STATED TASK: Below are some records. Copy every line in them that holds "this".

Stored data
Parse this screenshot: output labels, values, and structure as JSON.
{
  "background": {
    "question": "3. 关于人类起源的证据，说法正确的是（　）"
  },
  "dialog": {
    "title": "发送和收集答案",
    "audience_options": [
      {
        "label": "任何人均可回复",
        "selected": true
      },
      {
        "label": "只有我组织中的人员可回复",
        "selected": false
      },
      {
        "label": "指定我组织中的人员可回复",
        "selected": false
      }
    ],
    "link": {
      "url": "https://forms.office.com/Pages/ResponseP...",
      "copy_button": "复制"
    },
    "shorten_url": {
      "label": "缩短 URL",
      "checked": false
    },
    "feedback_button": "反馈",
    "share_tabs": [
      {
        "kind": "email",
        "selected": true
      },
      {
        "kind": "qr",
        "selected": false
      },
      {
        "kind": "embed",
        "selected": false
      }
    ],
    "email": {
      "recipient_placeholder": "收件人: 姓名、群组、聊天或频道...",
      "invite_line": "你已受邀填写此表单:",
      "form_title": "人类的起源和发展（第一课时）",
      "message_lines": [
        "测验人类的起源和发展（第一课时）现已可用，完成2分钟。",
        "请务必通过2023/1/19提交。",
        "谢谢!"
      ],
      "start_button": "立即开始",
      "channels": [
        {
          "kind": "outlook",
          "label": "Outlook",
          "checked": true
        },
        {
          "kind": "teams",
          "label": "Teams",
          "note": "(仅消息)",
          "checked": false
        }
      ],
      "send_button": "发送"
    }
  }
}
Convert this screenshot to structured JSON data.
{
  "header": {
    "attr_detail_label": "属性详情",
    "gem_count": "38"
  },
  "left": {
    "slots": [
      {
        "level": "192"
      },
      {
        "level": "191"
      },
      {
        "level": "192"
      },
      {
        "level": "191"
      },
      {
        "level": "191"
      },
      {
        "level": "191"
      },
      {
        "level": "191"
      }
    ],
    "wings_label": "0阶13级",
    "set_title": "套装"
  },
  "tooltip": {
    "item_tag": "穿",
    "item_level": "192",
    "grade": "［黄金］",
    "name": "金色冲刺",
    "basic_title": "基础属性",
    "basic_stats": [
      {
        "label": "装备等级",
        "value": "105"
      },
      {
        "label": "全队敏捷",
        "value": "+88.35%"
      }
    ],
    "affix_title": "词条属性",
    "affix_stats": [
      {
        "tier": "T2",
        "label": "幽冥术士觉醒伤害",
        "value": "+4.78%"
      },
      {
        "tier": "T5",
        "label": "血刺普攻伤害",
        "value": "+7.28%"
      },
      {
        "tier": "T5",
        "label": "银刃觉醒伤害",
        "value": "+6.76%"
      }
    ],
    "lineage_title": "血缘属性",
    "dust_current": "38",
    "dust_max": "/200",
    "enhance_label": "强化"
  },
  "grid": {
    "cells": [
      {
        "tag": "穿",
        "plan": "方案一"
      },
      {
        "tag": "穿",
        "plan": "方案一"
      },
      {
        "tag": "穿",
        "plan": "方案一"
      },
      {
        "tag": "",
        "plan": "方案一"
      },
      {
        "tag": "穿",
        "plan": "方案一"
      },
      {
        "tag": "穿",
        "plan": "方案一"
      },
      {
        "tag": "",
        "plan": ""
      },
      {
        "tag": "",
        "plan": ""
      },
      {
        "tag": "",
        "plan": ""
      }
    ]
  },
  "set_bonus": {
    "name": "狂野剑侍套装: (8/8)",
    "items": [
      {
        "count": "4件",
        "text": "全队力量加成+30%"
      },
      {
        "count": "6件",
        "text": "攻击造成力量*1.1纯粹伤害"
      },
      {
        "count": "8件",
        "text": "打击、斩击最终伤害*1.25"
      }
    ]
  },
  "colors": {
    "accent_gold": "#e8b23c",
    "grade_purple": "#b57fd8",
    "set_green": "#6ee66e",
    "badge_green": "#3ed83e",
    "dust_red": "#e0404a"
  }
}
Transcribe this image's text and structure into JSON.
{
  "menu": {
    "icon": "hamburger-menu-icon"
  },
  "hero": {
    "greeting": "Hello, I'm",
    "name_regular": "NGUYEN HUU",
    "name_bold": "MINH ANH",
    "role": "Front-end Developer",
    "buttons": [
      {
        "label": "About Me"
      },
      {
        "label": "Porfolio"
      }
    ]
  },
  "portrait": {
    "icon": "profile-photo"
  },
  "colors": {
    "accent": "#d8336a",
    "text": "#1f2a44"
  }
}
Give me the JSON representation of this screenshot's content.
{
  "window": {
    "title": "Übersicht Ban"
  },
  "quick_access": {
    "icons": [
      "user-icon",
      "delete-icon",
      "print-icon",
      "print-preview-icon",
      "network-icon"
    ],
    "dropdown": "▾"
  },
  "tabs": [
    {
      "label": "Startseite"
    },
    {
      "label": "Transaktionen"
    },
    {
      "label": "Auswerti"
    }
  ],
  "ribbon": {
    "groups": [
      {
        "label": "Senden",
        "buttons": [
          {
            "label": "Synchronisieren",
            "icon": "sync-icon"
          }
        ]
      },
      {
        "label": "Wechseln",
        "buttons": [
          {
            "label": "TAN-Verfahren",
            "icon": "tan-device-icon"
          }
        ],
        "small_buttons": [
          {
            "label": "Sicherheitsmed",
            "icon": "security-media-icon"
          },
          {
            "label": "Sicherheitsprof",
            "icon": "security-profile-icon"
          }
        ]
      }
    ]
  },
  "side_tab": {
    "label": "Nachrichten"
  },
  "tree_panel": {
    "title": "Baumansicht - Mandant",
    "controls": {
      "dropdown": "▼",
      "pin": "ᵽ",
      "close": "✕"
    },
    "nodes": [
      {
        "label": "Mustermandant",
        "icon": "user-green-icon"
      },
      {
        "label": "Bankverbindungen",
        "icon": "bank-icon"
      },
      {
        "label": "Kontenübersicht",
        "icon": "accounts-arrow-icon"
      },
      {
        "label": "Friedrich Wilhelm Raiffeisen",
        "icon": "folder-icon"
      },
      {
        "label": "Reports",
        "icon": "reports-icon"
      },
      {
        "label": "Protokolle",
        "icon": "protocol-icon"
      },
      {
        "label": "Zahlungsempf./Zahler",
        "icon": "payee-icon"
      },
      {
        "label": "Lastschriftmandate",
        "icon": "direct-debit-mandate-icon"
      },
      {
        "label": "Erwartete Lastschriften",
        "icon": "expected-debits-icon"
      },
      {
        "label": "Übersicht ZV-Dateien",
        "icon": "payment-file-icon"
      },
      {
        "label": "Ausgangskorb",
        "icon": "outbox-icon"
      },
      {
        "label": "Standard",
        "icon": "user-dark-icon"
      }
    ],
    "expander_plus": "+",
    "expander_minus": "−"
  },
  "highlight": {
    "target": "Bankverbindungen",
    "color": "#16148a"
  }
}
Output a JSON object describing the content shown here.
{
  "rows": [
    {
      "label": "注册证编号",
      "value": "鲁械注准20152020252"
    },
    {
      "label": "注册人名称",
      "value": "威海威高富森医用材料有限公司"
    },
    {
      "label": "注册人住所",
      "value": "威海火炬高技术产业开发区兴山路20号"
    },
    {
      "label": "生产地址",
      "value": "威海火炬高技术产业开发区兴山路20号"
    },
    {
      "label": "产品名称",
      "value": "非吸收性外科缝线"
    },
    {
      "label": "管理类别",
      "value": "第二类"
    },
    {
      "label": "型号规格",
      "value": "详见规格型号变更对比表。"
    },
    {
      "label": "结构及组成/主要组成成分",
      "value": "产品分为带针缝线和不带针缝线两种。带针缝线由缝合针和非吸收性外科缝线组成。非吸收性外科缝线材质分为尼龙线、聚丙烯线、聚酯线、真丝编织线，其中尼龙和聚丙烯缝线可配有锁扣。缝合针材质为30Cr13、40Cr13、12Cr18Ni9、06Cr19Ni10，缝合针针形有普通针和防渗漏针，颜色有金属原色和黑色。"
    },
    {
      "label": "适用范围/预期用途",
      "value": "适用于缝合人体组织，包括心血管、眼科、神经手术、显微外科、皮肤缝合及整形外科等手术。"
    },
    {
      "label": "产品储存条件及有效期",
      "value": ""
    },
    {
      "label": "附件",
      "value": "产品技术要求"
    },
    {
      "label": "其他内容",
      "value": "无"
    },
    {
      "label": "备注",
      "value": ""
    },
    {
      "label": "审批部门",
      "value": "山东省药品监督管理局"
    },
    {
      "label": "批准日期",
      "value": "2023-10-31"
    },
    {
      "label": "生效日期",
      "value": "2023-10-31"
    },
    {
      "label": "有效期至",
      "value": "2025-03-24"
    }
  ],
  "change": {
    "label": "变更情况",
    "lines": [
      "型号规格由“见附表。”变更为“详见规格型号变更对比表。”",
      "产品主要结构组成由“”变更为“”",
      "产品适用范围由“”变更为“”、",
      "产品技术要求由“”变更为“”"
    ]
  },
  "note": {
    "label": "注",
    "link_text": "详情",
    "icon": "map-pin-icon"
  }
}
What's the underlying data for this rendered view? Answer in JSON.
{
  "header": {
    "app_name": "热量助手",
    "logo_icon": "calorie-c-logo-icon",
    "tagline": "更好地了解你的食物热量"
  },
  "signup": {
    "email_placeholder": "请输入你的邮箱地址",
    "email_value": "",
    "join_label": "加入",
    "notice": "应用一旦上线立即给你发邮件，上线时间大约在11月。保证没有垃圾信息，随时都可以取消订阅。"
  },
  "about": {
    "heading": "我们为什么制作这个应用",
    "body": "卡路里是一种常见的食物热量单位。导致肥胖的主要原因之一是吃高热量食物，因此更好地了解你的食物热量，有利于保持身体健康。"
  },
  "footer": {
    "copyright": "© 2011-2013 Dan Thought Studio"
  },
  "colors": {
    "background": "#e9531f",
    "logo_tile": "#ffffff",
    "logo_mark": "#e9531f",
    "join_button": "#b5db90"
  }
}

RESULT:
Parse this screenshot: output labels, values, and structure as JSON.
Convert this screenshot to structured JSON data.
Transcribe this image's text and structure into JSON.
Give me the JSON representation of this screenshot's content.
What's the underlying data for this rendered view? Answer in JSON.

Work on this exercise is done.